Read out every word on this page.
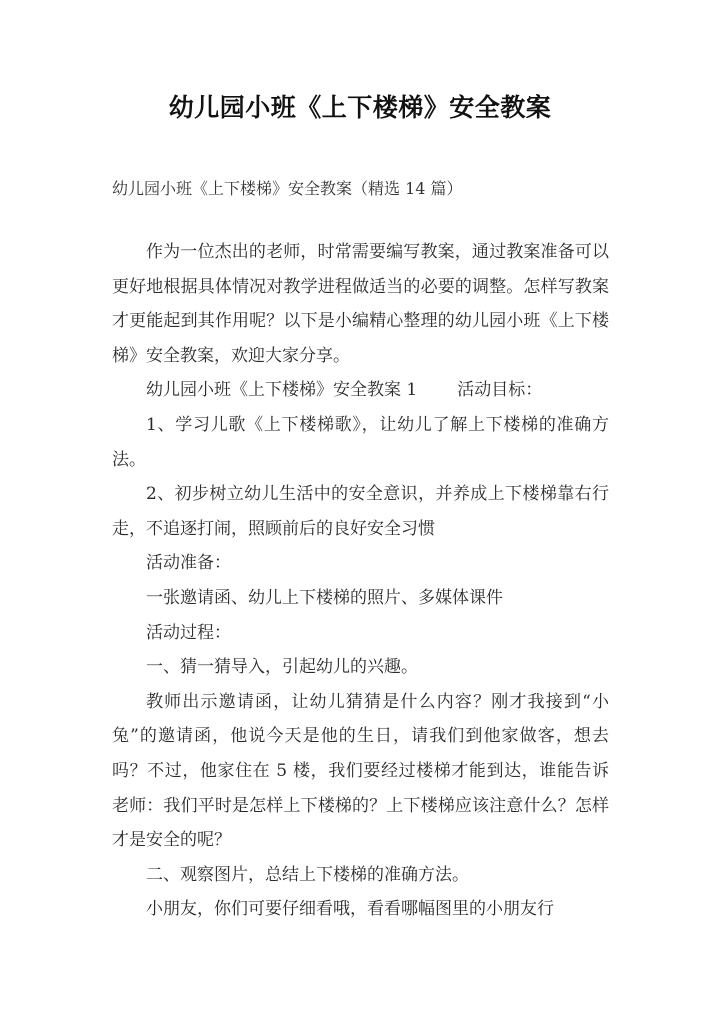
幼儿园小班《上下楼梯》安全教案
幼儿园小班《上下楼梯》安全教案（精选 14 篇）

作为一位杰出的老师，时常需要编写教案，通过教案准备可以更好地根据具体情况对教学进程做适当的必要的调整。怎样写教案才更能起到其作用呢？以下是小编精心整理的幼儿园小班《上下楼梯》安全教案，欢迎大家分享。

幼儿园小班《上下楼梯》安全教案 1 活动目标：

1、学习儿歌《上下楼梯歌》，让幼儿了解上下楼梯的准确方法。

2、初步树立幼儿生活中的安全意识，并养成上下楼梯靠右行走，不追逐打闹，照顾前后的良好安全习惯

活动准备：

一张邀请函、幼儿上下楼梯的照片、多媒体课件

活动过程：

一、猜一猜导入，引起幼儿的兴趣。

教师出示邀请函，让幼儿猜猜是什么内容？刚才我接到“小兔”的邀请函，他说今天是他的生日，请我们到他家做客，想去吗？不过，他家住在 5 楼，我们要经过楼梯才能到达，谁能告诉老师：我们平时是怎样上下楼梯的？上下楼梯应该注意什么？怎样才是安全的呢？

二、观察图片，总结上下楼梯的准确方法。

小朋友，你们可要仔细看哦，看看哪幅图里的小朋友行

**What to work on:**
Give all the entries again exactly, dropping each picture.

**Solved exercise:**
Read out every word on this page.
幼儿园小班《上下楼梯》安全教案
幼儿园小班《上下楼梯》安全教案（精选 14 篇）

作为一位杰出的老师，时常需要编写教案，通过教案准备可以更好地根据具体情况对教学进程做适当的必要的调整。怎样写教案才更能起到其作用呢？以下是小编精心整理的幼儿园小班《上下楼梯》安全教案，欢迎大家分享。

幼儿园小班《上下楼梯》安全教案 1 活动目标：

1、学习儿歌《上下楼梯歌》，让幼儿了解上下楼梯的准确方法。

2、初步树立幼儿生活中的安全意识，并养成上下楼梯靠右行走，不追逐打闹，照顾前后的良好安全习惯

活动准备：

一张邀请函、幼儿上下楼梯的照片、多媒体课件

活动过程：

一、猜一猜导入，引起幼儿的兴趣。

教师出示邀请函，让幼儿猜猜是什么内容？刚才我接到“小兔”的邀请函，他说今天是他的生日，请我们到他家做客，想去吗？不过，他家住在 5 楼，我们要经过楼梯才能到达，谁能告诉老师：我们平时是怎样上下楼梯的？上下楼梯应该注意什么？怎样才是安全的呢？

二、观察图片，总结上下楼梯的准确方法。

小朋友，你们可要仔细看哦，看看哪幅图里的小朋友行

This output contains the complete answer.